[start of DATASET RECORDS]

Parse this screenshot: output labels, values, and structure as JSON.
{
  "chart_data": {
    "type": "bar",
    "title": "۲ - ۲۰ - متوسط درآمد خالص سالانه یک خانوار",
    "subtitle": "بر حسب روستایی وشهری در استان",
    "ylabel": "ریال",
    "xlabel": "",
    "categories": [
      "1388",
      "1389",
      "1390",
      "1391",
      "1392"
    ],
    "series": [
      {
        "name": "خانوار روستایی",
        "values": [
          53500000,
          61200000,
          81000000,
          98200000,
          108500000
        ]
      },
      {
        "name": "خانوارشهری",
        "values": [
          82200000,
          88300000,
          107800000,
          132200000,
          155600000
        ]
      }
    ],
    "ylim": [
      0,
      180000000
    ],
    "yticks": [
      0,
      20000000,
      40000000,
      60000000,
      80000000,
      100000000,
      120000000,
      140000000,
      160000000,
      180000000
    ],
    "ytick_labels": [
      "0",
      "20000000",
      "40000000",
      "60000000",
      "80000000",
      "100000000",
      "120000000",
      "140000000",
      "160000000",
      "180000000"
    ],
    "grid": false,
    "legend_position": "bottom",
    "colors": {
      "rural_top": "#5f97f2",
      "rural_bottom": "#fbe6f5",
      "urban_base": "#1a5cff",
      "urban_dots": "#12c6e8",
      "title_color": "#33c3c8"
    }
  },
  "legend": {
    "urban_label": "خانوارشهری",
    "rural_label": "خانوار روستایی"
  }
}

[end of DATASET RECORDS]
[start of DATASET RECORDS]

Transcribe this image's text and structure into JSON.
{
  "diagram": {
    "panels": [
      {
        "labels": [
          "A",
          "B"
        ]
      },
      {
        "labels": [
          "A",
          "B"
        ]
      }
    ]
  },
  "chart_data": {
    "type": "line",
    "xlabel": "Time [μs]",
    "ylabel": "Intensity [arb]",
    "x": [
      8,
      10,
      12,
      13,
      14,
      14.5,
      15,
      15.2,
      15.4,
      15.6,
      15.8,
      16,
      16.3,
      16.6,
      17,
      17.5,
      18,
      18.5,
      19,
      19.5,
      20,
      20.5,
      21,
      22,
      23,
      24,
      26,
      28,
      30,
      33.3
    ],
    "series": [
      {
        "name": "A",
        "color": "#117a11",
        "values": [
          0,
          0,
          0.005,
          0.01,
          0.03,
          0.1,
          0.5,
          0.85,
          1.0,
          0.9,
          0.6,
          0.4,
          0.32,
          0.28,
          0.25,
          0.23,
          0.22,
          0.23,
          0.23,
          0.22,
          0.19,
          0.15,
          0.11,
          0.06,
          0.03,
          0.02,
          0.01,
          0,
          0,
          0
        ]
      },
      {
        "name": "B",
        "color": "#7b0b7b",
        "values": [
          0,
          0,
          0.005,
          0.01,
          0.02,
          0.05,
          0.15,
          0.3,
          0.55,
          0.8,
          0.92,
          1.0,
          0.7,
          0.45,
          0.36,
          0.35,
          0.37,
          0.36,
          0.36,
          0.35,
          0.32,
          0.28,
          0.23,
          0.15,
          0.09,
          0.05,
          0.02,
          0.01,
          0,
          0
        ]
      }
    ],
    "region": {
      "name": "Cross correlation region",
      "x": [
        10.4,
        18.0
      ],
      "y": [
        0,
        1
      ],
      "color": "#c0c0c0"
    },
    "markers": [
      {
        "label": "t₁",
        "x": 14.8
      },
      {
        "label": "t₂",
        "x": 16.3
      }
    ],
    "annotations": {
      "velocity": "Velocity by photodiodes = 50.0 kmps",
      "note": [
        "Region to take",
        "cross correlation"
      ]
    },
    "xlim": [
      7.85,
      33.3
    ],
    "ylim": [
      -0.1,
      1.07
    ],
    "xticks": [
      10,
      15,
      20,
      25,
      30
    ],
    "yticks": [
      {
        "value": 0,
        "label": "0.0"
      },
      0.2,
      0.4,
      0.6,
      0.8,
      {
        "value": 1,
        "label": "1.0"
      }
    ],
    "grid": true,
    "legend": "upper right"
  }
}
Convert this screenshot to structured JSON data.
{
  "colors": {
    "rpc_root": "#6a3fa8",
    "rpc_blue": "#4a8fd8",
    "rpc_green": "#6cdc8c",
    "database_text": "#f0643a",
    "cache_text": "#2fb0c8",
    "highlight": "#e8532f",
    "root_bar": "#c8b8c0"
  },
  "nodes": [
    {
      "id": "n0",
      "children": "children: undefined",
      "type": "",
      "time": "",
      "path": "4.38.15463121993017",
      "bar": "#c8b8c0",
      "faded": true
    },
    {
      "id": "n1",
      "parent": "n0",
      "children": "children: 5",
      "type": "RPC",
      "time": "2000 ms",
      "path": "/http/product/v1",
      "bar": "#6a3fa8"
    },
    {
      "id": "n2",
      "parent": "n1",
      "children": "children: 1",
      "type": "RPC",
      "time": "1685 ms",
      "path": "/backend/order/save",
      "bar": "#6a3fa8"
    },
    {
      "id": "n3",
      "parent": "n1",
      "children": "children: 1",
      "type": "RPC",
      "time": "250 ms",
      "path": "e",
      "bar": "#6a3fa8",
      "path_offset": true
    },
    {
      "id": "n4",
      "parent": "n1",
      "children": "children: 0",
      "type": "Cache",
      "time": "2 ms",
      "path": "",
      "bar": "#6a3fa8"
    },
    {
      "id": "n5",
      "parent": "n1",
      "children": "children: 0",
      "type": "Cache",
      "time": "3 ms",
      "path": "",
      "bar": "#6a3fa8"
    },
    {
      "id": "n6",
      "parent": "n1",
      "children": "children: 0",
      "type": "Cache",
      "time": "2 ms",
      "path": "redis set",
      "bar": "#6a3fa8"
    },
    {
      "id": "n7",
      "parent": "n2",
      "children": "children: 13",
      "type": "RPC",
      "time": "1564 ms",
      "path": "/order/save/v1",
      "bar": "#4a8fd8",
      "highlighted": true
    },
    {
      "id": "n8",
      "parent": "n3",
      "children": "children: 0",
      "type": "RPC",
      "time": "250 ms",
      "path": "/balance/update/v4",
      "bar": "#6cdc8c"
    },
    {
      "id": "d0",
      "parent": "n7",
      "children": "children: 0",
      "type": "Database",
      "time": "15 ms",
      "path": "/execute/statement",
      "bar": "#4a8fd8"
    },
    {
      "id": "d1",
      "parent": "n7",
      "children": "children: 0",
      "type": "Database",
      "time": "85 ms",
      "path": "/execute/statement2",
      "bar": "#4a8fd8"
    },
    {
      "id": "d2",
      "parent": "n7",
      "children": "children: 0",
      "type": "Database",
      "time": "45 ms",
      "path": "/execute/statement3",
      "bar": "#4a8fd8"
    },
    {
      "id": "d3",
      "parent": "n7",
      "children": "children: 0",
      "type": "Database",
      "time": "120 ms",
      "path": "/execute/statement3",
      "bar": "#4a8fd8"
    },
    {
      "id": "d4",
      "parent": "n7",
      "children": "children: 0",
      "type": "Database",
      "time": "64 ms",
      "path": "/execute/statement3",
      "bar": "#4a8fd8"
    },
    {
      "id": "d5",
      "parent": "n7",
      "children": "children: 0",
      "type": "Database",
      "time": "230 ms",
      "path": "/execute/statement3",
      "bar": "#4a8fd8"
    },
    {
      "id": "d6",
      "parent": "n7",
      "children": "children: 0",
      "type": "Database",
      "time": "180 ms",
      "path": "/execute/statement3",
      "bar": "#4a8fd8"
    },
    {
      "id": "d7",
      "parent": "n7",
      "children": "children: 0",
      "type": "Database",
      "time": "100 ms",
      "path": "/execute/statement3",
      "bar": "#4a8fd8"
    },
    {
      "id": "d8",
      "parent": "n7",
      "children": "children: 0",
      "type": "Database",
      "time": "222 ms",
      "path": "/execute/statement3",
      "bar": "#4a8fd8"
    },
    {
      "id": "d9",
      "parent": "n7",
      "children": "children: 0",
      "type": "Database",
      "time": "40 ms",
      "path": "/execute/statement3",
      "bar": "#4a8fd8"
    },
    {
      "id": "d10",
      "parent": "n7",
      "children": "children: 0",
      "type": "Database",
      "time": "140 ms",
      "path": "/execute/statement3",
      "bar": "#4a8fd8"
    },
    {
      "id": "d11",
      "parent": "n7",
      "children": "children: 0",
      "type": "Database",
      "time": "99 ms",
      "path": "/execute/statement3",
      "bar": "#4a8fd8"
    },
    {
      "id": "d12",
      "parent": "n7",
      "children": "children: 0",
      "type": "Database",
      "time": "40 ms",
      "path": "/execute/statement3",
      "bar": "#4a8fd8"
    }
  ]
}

[end of DATASET RECORDS]
[start of DATASET RECORDS]

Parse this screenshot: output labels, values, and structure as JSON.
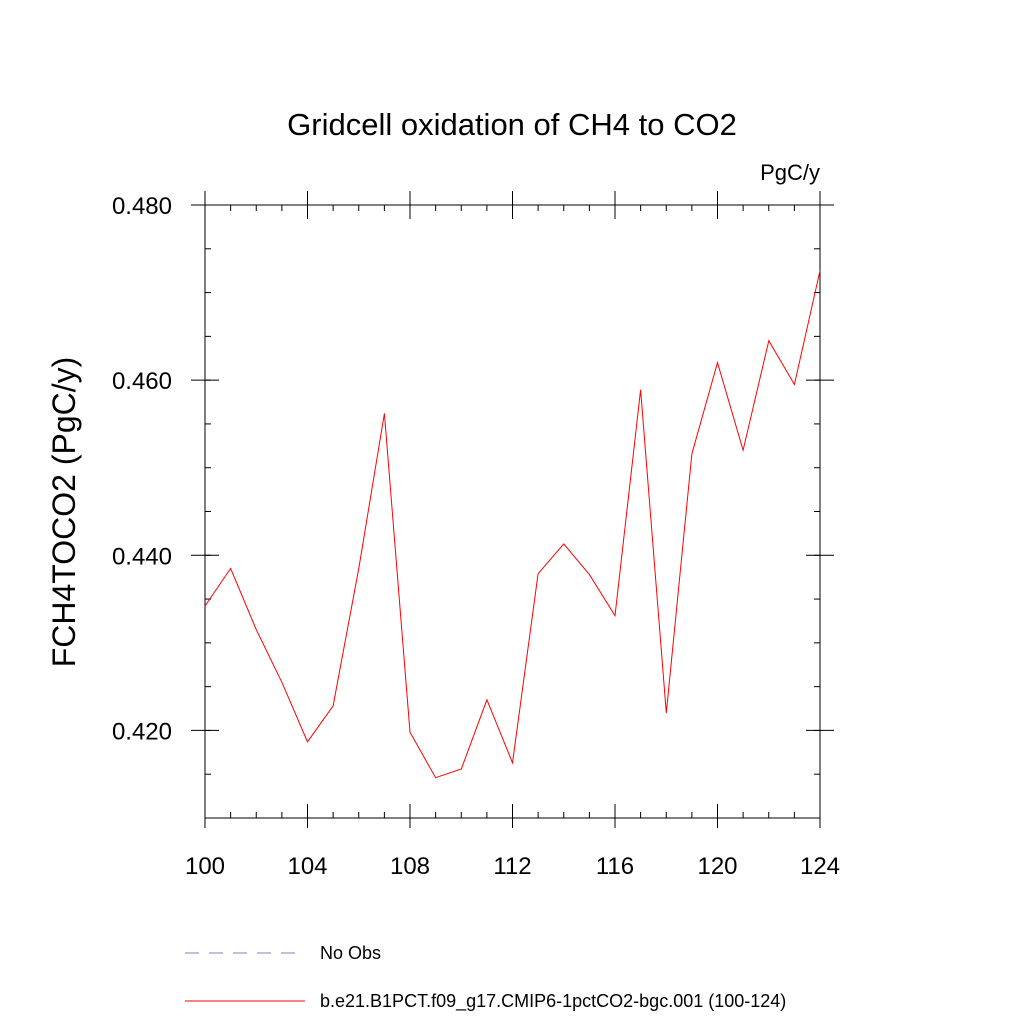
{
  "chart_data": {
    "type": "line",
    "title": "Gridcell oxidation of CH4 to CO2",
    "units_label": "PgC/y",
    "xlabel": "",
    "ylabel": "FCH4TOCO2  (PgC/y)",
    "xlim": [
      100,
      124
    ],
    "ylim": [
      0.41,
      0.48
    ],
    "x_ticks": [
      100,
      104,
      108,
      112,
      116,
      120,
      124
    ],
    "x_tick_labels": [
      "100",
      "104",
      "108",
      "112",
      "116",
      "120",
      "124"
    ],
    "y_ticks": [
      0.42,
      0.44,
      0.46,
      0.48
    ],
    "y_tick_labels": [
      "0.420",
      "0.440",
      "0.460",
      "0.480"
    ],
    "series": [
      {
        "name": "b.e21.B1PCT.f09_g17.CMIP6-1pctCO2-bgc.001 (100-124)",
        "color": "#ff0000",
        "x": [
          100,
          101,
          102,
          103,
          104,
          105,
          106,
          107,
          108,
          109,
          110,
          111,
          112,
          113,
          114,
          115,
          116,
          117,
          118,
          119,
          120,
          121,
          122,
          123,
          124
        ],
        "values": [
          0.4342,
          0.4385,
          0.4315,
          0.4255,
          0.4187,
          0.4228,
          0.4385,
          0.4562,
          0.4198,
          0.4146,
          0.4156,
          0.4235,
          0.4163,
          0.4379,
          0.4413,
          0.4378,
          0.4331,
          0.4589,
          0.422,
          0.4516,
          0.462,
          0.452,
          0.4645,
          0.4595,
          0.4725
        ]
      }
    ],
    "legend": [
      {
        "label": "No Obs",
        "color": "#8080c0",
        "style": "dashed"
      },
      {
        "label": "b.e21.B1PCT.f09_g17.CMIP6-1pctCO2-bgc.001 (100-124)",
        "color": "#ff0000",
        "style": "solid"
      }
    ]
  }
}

[end of DATASET RECORDS]

# THE PROBLEM
Gather up, from the records above, each line where the word "correlation" appears.

# OUTPUT OF THE EXERCISE
      "name": "Cross correlation region",
        "cross correlation"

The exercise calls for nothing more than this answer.